— Estratto fornito —
++++++

Il secondo è un conflitto potenziale tra trasparenza e privacy. Rendendo implicita la prestazione del consenso da parte dell’interessato con il compimento di una delle azioni rese rilevanti dalla p.d.l. in esame (ex articolo 5 comma 6 p.d.l), il legislatore vuole, in tutta evidenza, conseguire l’obiettivo di rendere trasparenti la totalità delle relazioni ritenute “rilevanti”: ma, in questo modo, si corre il rischio di porsi in contrasto con la disciplina europea in materia di protezione dei dati sensibili.

Il GDPR, infatti, prevede che il consenso debba essere espresso mediante un «atto positivo inequivocabile con il quale l’interessato manifesta l’intenzione libera, specifica, informata e inequivocabile di accettare il trattamento dei dati personali che lo riguardano» (considerando n. 32) e che «il titolare del trattamento dovrebbe essere in grado di dimostrare che l’interessato ha acconsentito al trattamento» (considerando n. 42).

In particolare, nel contesto di una dichiarazione scritta relativa a un’altra questione (come, per l’appunto, quella riguardante le relazioni “rilevanti” ai sensi della p.d.l. Baroni) dovrebbero esistere garanzie che assicurino che l’interessato sia consapevole del fatto di esprimere un consenso: e, in conformità della direttiva 93/13/CEE, è opportuno comunque prevedere una dichiarazione di consenso predisposta dal titolare del trattamento in una forma comprensibile e facilmente accessibile, che usi un linguaggio semplice e chiaro e non contenga clausole abusive.

Peraltro, in questo caso, non sarebbe possibile invocare l’eccezione prevista in materia di sanità pubblica, visto che quest’ultima fa riferimento esclusivamente (ai sensi del regolamento (CE) n. 1338/2008) allo stato di salute, alla morbilità e disabilità incluse, alle necessità in materia di assistenza sanitaria, alle risorse destinate all’assistenza sanitaria, alla prestazione di assistenza sanitaria e all’accesso universale a essa, alla spesa sanitaria e al relativo finanziamento e alle cause di mortalità.

 

4. Conclusioni

La trasparenza è senz’altro un utile strumento di consapevolezza in democrazia: del resto, come è stato mirabilmente detto, la luce del sole è il migliore dei disinfettanti e la luce elettrica il migliore dei poliziotti (così L. D. Brandeis, Other People’s Money and How the Bankers Use It, New York, Frederick A. Stokes Company, 1914, p. 92). Per questo motivo, è indubbio che la ratio del Sunshine Act italiano sia apprezzabile: non può, però, non essere ribadito come quest’ultima presenti, insieme a varie “luci”, “ombre” più o meno oscure.

A questo proposito, sono già state messe in evidenza questioni problematiche di natura tecnica, che, auspicabilmente, richiederanno un supplemento di riflessione da parte del legislatore, in sede di approvazione definitiva della normativa: ma c’è, soprattutto, da affrontare la questione di fondo del contesto istituzionale e culturale in cui viene a dispiegarsi l’uso dello strumento della trasparenza.

++++++

— Record di dati —
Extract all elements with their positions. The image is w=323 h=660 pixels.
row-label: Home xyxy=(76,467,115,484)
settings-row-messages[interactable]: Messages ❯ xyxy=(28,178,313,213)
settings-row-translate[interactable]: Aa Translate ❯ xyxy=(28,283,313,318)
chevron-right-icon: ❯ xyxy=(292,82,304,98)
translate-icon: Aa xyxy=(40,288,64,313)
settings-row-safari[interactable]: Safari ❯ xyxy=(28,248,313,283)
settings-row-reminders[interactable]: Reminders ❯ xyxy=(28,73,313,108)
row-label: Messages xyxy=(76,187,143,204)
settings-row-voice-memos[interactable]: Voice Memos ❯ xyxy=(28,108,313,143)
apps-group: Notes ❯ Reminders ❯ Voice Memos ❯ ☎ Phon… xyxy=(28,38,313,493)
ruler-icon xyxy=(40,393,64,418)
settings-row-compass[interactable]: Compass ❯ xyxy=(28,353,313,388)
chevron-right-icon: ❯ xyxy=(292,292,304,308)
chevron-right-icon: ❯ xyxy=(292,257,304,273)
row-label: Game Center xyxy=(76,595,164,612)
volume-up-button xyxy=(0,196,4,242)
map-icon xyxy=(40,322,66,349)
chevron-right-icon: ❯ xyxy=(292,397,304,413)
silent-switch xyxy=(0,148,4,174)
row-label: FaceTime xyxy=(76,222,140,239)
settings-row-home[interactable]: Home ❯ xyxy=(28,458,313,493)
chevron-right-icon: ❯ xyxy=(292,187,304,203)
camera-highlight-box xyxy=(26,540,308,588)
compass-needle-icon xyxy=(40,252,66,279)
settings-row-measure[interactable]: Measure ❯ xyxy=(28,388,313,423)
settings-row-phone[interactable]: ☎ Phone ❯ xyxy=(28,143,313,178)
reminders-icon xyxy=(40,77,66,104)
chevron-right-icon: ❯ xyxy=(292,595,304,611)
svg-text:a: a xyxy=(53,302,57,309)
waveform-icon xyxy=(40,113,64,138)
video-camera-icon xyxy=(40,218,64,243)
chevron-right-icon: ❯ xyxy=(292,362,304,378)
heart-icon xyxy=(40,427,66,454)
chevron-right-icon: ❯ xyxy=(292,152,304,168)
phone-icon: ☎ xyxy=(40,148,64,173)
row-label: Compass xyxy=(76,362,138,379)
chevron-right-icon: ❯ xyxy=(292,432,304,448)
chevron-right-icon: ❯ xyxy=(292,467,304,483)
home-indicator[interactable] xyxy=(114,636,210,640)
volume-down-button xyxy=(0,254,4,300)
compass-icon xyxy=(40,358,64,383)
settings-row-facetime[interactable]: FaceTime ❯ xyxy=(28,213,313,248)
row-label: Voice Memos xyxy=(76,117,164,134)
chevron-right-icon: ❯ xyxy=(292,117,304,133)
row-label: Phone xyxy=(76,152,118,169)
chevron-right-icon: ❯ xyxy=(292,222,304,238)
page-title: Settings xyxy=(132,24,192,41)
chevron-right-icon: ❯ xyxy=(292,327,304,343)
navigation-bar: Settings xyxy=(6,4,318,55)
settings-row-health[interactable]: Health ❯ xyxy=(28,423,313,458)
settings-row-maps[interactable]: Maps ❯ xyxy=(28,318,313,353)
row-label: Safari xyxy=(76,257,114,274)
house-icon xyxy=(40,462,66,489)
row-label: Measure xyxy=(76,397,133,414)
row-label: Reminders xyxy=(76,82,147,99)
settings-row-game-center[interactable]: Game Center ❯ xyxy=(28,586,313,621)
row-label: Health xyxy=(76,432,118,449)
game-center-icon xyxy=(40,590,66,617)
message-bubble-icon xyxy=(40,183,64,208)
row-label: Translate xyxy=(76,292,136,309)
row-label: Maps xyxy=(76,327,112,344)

++++++

Nel testo sul Sunshine Act italiano, che cosa dovrebbe poter dimostrare il titolare del trattamento secondo il considerando n. 42 del GDPR?

— Risultato qui sotto —
Che l'interessato ha acconsentito al trattamento.